** Task instructions **
Carry none of the pictures over; set down the material below exactly.

* begin Exercise data *

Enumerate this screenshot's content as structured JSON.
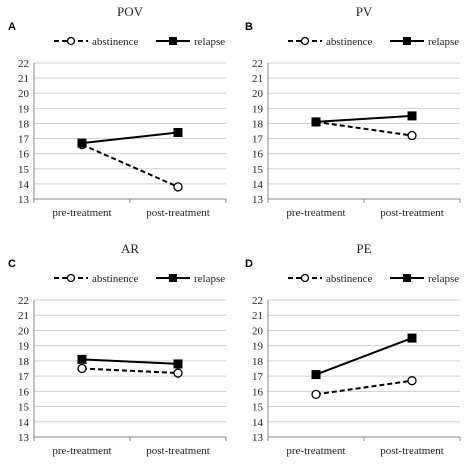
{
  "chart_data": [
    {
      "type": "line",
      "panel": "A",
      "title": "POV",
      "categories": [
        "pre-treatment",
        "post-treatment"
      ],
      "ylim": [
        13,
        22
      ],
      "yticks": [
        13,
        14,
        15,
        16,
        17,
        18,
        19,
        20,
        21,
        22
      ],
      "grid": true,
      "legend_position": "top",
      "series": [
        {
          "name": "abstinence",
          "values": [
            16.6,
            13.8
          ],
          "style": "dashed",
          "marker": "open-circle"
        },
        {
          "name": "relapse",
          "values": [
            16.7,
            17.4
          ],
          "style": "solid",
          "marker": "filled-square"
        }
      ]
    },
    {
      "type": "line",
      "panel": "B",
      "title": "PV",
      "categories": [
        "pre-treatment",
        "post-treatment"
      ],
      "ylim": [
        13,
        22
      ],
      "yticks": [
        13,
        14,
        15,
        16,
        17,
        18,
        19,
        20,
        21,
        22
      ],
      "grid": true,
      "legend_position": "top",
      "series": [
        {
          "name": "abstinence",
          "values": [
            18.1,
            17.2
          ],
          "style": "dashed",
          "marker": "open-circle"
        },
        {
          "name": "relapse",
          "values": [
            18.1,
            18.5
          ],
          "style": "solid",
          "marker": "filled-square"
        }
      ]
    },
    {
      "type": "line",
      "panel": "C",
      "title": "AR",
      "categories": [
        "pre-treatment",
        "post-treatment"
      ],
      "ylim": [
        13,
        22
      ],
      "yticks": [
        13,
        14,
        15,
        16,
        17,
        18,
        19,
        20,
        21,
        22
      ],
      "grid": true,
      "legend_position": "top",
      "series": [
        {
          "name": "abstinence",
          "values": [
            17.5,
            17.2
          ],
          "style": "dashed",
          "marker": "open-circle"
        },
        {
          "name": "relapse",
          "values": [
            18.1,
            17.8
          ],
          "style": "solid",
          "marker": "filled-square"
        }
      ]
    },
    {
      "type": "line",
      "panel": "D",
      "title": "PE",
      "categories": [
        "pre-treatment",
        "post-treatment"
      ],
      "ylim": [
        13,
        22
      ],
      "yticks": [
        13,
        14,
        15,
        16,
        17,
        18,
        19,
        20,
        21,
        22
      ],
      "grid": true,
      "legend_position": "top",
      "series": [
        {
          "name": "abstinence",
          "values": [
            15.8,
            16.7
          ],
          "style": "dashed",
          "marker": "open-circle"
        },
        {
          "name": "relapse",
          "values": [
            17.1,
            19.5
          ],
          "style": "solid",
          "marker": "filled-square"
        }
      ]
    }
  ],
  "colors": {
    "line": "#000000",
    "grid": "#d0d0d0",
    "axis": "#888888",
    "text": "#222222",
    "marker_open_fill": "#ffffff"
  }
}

* end Exercise data *

** Task response **
Enumerate this screenshot's content as structured JSON.
{
  "chart_data": [
    {
      "type": "line",
      "panel": "A",
      "title": "POV",
      "categories": [
        "pre-treatment",
        "post-treatment"
      ],
      "ylim": [
        13,
        22
      ],
      "yticks": [
        13,
        14,
        15,
        16,
        17,
        18,
        19,
        20,
        21,
        22
      ],
      "grid": true,
      "legend_position": "top",
      "series": [
        {
          "name": "abstinence",
          "values": [
            16.6,
            13.8
          ],
          "style": "dashed",
          "marker": "open-circle"
        },
        {
          "name": "relapse",
          "values": [
            16.7,
            17.4
          ],
          "style": "solid",
          "marker": "filled-square"
        }
      ]
    },
    {
      "type": "line",
      "panel": "B",
      "title": "PV",
      "categories": [
        "pre-treatment",
        "post-treatment"
      ],
      "ylim": [
        13,
        22
      ],
      "yticks": [
        13,
        14,
        15,
        16,
        17,
        18,
        19,
        20,
        21,
        22
      ],
      "grid": true,
      "legend_position": "top",
      "series": [
        {
          "name": "abstinence",
          "values": [
            18.1,
            17.2
          ],
          "style": "dashed",
          "marker": "open-circle"
        },
        {
          "name": "relapse",
          "values": [
            18.1,
            18.5
          ],
          "style": "solid",
          "marker": "filled-square"
        }
      ]
    },
    {
      "type": "line",
      "panel": "C",
      "title": "AR",
      "categories": [
        "pre-treatment",
        "post-treatment"
      ],
      "ylim": [
        13,
        22
      ],
      "yticks": [
        13,
        14,
        15,
        16,
        17,
        18,
        19,
        20,
        21,
        22
      ],
      "grid": true,
      "legend_position": "top",
      "series": [
        {
          "name": "abstinence",
          "values": [
            17.5,
            17.2
          ],
          "style": "dashed",
          "marker": "open-circle"
        },
        {
          "name": "relapse",
          "values": [
            18.1,
            17.8
          ],
          "style": "solid",
          "marker": "filled-square"
        }
      ]
    },
    {
      "type": "line",
      "panel": "D",
      "title": "PE",
      "categories": [
        "pre-treatment",
        "post-treatment"
      ],
      "ylim": [
        13,
        22
      ],
      "yticks": [
        13,
        14,
        15,
        16,
        17,
        18,
        19,
        20,
        21,
        22
      ],
      "grid": true,
      "legend_position": "top",
      "series": [
        {
          "name": "abstinence",
          "values": [
            15.8,
            16.7
          ],
          "style": "dashed",
          "marker": "open-circle"
        },
        {
          "name": "relapse",
          "values": [
            17.1,
            19.5
          ],
          "style": "solid",
          "marker": "filled-square"
        }
      ]
    }
  ],
  "colors": {
    "line": "#000000",
    "grid": "#d0d0d0",
    "axis": "#888888",
    "text": "#222222",
    "marker_open_fill": "#ffffff"
  }
}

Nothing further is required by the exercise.